| AIM |
Locate each line in the records containing "observation". Copy it.

......

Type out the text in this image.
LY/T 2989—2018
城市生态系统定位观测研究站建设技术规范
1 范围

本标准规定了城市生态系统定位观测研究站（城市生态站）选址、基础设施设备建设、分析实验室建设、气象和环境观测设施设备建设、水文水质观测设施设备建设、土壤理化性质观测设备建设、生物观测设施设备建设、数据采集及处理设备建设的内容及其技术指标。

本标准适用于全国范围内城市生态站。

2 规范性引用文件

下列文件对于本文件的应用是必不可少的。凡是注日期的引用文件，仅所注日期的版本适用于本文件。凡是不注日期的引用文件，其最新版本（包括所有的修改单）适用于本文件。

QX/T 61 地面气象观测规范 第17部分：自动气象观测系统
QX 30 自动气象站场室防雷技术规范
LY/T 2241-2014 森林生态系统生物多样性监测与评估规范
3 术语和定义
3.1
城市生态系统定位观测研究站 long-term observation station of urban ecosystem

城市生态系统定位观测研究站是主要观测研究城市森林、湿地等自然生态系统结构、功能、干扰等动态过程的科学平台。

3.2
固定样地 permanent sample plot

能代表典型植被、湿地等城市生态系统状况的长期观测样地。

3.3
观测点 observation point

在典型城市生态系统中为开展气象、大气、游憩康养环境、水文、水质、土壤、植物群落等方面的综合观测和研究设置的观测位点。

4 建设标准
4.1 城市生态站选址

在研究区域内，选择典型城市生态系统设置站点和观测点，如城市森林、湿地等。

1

......

| OUTPUT |
城市生态系统定位观测研究站 long-term observation station of urban ecosystem
观测点 observation point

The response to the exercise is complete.